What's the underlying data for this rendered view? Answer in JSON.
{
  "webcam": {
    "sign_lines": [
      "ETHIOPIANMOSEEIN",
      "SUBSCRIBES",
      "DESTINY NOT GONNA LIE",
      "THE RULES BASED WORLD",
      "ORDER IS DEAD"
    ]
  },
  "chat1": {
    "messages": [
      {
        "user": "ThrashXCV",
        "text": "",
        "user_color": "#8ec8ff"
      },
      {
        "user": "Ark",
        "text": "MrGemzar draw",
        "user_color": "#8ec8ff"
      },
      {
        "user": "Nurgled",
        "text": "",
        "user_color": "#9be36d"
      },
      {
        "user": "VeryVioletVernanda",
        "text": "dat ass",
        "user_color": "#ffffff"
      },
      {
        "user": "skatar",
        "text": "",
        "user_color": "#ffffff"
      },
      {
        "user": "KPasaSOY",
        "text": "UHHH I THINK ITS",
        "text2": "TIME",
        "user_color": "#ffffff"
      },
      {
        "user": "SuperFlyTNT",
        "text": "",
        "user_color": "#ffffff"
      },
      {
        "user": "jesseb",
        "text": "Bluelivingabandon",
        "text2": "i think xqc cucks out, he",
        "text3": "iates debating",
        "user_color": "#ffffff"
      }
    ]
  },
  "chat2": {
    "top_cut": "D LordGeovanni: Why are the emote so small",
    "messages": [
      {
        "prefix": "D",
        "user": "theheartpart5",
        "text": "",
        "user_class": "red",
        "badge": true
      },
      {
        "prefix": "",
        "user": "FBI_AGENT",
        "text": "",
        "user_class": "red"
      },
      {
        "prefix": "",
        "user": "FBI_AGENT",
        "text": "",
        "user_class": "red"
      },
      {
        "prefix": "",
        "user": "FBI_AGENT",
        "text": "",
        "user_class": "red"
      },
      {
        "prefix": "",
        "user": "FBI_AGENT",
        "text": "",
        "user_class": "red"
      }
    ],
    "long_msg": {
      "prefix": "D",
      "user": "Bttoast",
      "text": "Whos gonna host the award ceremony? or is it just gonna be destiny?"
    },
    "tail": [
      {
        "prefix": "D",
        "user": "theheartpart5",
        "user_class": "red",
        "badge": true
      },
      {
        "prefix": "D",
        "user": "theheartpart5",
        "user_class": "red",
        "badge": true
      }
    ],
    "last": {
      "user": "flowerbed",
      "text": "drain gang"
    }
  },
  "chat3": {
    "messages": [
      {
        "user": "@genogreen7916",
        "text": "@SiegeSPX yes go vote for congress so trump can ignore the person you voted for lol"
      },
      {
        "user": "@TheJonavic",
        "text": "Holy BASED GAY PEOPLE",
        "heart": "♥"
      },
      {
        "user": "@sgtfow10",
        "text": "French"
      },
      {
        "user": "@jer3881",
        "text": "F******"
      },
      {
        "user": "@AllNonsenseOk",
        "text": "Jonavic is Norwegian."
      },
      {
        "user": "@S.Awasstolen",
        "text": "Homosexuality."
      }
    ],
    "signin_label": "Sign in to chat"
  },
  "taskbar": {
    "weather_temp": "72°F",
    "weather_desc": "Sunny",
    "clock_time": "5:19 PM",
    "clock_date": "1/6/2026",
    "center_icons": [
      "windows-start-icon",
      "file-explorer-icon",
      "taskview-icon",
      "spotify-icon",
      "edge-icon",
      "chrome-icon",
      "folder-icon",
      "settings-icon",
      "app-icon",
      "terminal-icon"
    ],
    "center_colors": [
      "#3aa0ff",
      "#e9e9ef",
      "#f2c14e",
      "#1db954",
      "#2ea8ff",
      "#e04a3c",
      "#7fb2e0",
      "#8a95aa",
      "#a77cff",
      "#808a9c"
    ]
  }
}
+++
(GOAL OF THE EXERCISE) Copy every record above exactly as it appears.

(ANSWER TO THIS EXERCISE)
What's the underlying data for this rendered view? Answer in JSON.
{
  "webcam": {
    "sign_lines": [
      "ETHIOPIANMOSEEIN",
      "SUBSCRIBES",
      "DESTINY NOT GONNA LIE",
      "THE RULES BASED WORLD",
      "ORDER IS DEAD"
    ]
  },
  "chat1": {
    "messages": [
      {
        "user": "ThrashXCV",
        "text": "",
        "user_color": "#8ec8ff"
      },
      {
        "user": "Ark",
        "text": "MrGemzar draw",
        "user_color": "#8ec8ff"
      },
      {
        "user": "Nurgled",
        "text": "",
        "user_color": "#9be36d"
      },
      {
        "user": "VeryVioletVernanda",
        "text": "dat ass",
        "user_color": "#ffffff"
      },
      {
        "user": "skatar",
        "text": "",
        "user_color": "#ffffff"
      },
      {
        "user": "KPasaSOY",
        "text": "UHHH I THINK ITS",
        "text2": "TIME",
        "user_color": "#ffffff"
      },
      {
        "user": "SuperFlyTNT",
        "text": "",
        "user_color": "#ffffff"
      },
      {
        "user": "jesseb",
        "text": "Bluelivingabandon",
        "text2": "i think xqc cucks out, he",
        "text3": "iates debating",
        "user_color": "#ffffff"
      }
    ]
  },
  "chat2": {
    "top_cut": "D LordGeovanni: Why are the emote so small",
    "messages": [
      {
        "prefix": "D",
        "user": "theheartpart5",
        "text": "",
        "user_class": "red",
        "badge": true
      },
      {
        "prefix": "",
        "user": "FBI_AGENT",
        "text": "",
        "user_class": "red"
      },
      {
        "prefix": "",
        "user": "FBI_AGENT",
        "text": "",
        "user_class": "red"
      },
      {
        "prefix": "",
        "user": "FBI_AGENT",
        "text": "",
        "user_class": "red"
      },
      {
        "prefix": "",
        "user": "FBI_AGENT",
        "text": "",
        "user_class": "red"
      }
    ],
    "long_msg": {
      "prefix": "D",
      "user": "Bttoast",
      "text": "Whos gonna host the award ceremony? or is it just gonna be destiny?"
    },
    "tail": [
      {
        "prefix": "D",
        "user": "theheartpart5",
        "user_class": "red",
        "badge": true
      },
      {
        "prefix": "D",
        "user": "theheartpart5",
        "user_class": "red",
        "badge": true
      }
    ],
    "last": {
      "user": "flowerbed",
      "text": "drain gang"
    }
  },
  "chat3": {
    "messages": [
      {
        "user": "@genogreen7916",
        "text": "@SiegeSPX yes go vote for congress so trump can ignore the person you voted for lol"
      },
      {
        "user": "@TheJonavic",
        "text": "Holy BASED GAY PEOPLE",
        "heart": "♥"
      },
      {
        "user": "@sgtfow10",
        "text": "French"
      },
      {
        "user": "@jer3881",
        "text": "F******"
      },
      {
        "user": "@AllNonsenseOk",
        "text": "Jonavic is Norwegian."
      },
      {
        "user": "@S.Awasstolen",
        "text": "Homosexuality."
      }
    ],
    "signin_label": "Sign in to chat"
  },
  "taskbar": {
    "weather_temp": "72°F",
    "weather_desc": "Sunny",
    "clock_time": "5:19 PM",
    "clock_date": "1/6/2026",
    "center_icons": [
      "windows-start-icon",
      "file-explorer-icon",
      "taskview-icon",
      "spotify-icon",
      "edge-icon",
      "chrome-icon",
      "folder-icon",
      "settings-icon",
      "app-icon",
      "terminal-icon"
    ],
    "center_colors": [
      "#3aa0ff",
      "#e9e9ef",
      "#f2c14e",
      "#1db954",
      "#2ea8ff",
      "#e04a3c",
      "#7fb2e0",
      "#8a95aa",
      "#a77cff",
      "#808a9c"
    ]
  }
}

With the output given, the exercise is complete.